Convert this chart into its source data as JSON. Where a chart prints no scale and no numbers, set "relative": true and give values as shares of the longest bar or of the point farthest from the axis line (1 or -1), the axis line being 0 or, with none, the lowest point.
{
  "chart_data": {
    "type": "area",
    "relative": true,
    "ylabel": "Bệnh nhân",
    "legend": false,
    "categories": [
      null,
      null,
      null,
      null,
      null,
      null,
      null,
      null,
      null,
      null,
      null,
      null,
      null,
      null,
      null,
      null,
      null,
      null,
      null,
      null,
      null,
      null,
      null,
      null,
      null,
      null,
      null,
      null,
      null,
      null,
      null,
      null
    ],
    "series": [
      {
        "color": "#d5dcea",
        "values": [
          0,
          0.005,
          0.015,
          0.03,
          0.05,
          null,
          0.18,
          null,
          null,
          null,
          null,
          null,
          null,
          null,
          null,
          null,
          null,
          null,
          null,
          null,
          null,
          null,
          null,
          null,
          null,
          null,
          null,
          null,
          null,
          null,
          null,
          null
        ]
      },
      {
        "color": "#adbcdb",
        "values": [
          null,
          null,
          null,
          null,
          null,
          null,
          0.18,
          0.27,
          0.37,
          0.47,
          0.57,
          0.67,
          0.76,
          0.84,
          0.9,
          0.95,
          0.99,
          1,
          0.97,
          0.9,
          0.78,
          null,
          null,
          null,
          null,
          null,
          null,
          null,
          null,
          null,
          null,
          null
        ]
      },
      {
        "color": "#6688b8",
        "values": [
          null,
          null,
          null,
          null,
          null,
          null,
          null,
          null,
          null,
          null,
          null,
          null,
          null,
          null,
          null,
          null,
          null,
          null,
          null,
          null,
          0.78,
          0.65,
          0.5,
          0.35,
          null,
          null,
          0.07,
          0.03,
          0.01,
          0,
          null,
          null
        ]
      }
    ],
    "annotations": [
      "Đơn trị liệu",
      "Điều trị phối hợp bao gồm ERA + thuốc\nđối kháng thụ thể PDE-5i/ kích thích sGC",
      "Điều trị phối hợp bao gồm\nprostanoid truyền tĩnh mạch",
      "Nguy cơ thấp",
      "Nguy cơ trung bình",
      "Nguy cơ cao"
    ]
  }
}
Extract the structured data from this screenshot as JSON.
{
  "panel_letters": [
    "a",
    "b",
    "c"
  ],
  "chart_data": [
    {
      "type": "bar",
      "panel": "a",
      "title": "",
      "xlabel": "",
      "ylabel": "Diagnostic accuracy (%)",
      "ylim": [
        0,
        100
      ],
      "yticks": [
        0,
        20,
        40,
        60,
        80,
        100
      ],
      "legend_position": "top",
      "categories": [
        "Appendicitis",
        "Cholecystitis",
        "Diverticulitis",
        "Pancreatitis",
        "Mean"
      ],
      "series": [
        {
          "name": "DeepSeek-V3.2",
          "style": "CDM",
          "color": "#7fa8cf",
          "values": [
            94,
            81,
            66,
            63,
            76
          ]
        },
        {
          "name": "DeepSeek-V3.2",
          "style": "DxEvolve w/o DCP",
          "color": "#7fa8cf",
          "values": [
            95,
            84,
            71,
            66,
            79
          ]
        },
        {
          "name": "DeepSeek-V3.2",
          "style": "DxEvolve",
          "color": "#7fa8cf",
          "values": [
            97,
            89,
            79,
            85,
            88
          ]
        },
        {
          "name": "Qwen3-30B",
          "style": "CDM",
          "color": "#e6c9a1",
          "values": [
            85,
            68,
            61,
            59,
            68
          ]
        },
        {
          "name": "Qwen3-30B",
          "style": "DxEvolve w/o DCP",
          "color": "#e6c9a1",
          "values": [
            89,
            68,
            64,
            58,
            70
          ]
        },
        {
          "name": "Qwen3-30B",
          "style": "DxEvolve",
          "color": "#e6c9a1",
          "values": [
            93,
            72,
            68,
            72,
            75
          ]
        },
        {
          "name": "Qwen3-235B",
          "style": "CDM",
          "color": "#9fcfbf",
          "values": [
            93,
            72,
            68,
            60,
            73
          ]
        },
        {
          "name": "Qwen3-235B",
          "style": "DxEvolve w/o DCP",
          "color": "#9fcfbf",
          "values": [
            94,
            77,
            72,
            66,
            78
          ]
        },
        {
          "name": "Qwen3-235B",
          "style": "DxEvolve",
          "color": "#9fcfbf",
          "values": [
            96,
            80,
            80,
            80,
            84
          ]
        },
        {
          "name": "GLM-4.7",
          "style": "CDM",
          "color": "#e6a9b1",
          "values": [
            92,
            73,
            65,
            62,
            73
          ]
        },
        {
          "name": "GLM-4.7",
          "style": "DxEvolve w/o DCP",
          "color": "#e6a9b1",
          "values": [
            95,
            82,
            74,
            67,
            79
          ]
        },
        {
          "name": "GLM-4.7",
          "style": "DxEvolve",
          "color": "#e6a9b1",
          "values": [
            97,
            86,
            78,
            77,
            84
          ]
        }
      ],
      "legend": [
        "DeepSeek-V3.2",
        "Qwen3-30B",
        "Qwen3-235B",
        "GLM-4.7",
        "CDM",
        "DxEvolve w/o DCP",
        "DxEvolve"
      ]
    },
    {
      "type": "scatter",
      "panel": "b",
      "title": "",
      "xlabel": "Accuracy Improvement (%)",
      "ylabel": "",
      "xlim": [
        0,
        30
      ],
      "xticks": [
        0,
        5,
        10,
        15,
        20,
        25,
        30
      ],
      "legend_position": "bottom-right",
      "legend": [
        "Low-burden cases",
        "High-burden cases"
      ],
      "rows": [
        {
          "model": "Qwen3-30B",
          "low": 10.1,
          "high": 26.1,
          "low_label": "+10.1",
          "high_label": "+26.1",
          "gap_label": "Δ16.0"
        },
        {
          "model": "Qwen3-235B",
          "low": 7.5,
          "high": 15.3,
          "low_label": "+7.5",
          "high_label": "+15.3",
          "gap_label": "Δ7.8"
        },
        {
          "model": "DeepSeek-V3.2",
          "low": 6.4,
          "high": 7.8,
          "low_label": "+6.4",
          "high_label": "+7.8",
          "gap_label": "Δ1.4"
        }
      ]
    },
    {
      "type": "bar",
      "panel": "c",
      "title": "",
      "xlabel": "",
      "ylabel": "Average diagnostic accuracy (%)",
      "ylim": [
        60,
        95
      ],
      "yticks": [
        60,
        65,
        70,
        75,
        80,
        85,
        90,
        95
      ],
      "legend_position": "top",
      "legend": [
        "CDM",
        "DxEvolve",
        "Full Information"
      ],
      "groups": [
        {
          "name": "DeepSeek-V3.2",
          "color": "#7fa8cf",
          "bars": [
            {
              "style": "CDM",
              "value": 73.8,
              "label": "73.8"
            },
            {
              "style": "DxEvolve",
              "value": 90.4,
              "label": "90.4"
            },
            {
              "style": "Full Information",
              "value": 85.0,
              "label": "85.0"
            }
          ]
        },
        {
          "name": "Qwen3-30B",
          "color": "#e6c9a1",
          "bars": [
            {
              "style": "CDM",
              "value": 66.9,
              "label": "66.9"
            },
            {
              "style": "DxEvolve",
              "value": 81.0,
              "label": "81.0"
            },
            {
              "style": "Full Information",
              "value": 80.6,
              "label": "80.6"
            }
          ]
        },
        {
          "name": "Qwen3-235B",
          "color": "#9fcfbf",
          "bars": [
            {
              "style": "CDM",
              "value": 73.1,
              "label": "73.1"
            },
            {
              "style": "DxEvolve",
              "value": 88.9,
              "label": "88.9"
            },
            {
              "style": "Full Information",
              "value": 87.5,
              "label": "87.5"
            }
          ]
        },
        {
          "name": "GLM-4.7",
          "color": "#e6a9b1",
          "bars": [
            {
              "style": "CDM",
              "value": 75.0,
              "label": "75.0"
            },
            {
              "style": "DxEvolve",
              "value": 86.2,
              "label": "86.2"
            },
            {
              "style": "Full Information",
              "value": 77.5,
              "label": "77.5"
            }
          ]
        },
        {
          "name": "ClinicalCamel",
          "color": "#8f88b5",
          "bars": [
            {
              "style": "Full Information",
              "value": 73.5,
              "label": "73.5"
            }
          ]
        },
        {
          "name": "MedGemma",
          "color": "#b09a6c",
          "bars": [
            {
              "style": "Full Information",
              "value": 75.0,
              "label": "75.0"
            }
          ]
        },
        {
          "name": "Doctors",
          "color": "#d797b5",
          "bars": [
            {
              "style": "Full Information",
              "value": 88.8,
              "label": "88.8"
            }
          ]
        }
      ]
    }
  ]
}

What is being asked — Copy out every line holding the string "Điều".

Solution to this task —
      "Điều trị phối hợp bao gồm ERA + thuốc\nđối kháng thụ thể PDE-5i/ kích thích sGC",
      "Điều trị phối hợp bao gồm\nprostanoid truyền tĩnh mạch",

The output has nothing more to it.